-- Stated task --
Every line below that holds the string "Concentration" should be copied out.

-- Dataset rows about figures --

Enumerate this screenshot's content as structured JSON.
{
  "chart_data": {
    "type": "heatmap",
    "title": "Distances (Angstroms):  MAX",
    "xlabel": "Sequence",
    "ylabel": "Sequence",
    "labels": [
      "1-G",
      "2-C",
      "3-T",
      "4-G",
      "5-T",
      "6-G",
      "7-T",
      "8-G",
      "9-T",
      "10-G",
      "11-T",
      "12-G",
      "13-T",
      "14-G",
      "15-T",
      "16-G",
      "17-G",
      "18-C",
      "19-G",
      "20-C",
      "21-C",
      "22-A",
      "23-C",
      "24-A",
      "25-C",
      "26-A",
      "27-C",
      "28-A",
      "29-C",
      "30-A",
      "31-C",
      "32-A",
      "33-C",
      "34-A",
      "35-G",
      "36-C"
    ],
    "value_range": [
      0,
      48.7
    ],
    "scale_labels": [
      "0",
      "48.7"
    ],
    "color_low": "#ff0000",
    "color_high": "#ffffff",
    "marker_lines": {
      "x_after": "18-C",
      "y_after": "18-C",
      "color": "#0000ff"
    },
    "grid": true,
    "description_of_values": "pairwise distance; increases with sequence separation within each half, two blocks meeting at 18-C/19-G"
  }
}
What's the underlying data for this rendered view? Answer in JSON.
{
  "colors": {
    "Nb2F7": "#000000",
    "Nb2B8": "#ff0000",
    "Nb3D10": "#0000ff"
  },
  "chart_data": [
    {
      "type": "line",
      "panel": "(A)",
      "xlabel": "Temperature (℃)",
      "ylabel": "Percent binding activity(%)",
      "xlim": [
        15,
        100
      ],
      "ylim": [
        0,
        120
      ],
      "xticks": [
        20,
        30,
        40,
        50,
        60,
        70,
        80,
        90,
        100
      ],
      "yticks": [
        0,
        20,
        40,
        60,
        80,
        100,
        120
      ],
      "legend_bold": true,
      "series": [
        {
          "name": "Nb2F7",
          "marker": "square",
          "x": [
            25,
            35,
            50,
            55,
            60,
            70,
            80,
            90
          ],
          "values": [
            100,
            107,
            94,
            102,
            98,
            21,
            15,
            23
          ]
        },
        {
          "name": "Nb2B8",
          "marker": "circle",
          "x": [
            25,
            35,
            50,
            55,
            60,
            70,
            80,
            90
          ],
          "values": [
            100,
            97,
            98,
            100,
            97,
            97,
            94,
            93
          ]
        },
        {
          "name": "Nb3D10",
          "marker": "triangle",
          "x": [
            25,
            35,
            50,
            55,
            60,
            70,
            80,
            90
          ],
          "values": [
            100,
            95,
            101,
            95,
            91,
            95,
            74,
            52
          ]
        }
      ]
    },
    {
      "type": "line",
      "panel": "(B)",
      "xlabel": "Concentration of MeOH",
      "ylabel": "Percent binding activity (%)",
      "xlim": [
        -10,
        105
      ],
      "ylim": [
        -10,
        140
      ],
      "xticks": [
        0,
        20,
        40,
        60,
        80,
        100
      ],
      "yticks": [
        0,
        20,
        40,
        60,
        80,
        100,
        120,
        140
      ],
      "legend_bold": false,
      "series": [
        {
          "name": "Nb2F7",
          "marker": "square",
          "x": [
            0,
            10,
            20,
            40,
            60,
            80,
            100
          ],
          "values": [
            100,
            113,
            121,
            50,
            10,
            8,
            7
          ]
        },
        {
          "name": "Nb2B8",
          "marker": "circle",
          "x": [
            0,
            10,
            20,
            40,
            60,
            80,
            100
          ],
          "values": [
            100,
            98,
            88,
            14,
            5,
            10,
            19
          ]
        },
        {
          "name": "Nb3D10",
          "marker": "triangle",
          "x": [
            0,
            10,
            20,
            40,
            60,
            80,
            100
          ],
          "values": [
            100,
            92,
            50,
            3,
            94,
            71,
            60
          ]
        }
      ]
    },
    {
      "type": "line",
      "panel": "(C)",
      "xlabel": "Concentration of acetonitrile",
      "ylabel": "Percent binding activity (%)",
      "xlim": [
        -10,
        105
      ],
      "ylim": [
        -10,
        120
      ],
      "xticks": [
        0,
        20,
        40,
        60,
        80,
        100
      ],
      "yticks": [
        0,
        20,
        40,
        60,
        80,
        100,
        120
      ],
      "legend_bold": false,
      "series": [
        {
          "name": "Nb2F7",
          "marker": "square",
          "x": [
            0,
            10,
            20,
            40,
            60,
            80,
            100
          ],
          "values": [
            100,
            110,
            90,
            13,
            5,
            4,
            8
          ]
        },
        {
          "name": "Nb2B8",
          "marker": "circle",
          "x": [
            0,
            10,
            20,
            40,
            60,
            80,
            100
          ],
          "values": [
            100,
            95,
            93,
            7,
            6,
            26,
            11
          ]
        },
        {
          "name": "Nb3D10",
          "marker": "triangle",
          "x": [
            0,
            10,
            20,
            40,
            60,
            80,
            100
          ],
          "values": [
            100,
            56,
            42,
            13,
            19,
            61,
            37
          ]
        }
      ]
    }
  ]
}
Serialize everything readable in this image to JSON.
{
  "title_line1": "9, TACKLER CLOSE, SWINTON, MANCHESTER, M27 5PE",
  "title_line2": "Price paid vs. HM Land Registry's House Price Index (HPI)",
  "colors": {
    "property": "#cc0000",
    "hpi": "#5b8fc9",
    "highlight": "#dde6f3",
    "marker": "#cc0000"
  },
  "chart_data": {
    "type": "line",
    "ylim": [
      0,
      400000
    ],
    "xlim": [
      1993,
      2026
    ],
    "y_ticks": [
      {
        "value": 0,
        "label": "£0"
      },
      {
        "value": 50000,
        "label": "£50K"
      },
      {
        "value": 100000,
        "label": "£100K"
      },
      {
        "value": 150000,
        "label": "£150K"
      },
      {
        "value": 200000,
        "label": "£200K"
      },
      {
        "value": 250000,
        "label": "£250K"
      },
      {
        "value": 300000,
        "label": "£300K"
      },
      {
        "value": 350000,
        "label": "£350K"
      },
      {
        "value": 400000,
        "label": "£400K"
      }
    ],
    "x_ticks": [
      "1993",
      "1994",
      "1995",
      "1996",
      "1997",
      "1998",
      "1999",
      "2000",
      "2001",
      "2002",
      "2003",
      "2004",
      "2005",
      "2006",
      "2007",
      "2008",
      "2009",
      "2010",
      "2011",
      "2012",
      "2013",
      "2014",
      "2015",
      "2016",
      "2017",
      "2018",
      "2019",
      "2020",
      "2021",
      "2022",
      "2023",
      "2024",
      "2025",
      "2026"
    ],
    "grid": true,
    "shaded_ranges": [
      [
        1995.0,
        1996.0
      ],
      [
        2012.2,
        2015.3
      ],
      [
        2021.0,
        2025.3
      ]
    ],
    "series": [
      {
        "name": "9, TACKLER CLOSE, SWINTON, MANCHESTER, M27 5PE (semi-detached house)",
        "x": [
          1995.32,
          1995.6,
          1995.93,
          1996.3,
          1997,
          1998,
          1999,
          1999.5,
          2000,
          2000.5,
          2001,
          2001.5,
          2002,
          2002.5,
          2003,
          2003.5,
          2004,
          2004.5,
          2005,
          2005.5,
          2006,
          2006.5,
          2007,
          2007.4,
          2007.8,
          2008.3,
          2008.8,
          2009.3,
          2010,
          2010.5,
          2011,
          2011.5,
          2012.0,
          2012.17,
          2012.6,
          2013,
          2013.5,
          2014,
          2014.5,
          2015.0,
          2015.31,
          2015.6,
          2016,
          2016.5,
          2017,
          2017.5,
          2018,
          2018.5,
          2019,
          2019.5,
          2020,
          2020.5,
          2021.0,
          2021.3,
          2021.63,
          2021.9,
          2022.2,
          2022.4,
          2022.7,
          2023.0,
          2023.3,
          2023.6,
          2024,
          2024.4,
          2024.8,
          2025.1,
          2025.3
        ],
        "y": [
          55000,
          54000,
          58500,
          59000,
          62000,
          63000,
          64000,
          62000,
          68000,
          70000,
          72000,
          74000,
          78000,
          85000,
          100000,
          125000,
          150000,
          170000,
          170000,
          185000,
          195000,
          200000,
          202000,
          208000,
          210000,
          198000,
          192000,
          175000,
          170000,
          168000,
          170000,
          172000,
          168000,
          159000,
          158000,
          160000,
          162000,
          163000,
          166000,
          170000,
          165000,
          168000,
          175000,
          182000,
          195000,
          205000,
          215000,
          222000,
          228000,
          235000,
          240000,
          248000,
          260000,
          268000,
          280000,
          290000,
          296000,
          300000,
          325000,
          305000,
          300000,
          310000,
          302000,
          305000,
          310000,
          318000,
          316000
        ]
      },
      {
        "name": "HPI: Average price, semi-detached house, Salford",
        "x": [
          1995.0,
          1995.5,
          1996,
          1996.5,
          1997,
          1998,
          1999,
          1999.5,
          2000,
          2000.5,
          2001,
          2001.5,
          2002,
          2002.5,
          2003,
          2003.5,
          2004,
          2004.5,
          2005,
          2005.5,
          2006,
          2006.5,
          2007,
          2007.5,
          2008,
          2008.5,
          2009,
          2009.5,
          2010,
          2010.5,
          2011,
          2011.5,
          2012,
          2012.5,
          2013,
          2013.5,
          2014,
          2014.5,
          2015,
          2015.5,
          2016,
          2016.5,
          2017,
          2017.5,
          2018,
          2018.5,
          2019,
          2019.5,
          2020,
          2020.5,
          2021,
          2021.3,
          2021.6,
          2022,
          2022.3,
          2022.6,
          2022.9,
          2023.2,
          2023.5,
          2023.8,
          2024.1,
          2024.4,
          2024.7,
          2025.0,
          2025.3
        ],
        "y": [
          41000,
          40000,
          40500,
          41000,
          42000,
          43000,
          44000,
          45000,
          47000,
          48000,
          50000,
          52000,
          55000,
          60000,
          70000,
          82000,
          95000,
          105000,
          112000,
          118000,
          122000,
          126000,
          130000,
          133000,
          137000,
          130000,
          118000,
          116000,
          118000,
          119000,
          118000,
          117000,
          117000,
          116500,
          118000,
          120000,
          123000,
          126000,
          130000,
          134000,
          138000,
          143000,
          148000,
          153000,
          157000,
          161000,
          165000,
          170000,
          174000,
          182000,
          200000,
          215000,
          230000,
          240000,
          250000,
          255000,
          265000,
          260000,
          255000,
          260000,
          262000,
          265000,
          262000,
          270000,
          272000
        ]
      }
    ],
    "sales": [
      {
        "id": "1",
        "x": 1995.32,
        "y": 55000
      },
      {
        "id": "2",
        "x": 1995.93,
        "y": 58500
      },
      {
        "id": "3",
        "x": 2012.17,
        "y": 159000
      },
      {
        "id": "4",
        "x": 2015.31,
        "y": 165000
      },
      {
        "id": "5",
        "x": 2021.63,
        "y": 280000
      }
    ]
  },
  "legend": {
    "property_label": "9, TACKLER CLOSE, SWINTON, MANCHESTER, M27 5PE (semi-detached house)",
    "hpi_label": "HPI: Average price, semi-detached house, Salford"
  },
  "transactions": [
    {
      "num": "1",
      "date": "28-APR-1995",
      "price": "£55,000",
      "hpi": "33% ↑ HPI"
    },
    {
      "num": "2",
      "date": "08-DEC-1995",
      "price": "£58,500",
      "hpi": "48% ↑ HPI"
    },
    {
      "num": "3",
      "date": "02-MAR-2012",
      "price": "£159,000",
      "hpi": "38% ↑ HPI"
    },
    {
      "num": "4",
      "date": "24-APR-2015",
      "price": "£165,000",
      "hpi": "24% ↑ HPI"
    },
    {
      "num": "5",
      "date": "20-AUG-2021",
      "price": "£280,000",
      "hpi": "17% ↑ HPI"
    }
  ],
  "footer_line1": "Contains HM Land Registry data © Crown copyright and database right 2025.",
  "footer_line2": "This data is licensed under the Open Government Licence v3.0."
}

-- Correct output --
      "xlabel": "Concentration of MeOH",
      "xlabel": "Concentration of acetonitrile",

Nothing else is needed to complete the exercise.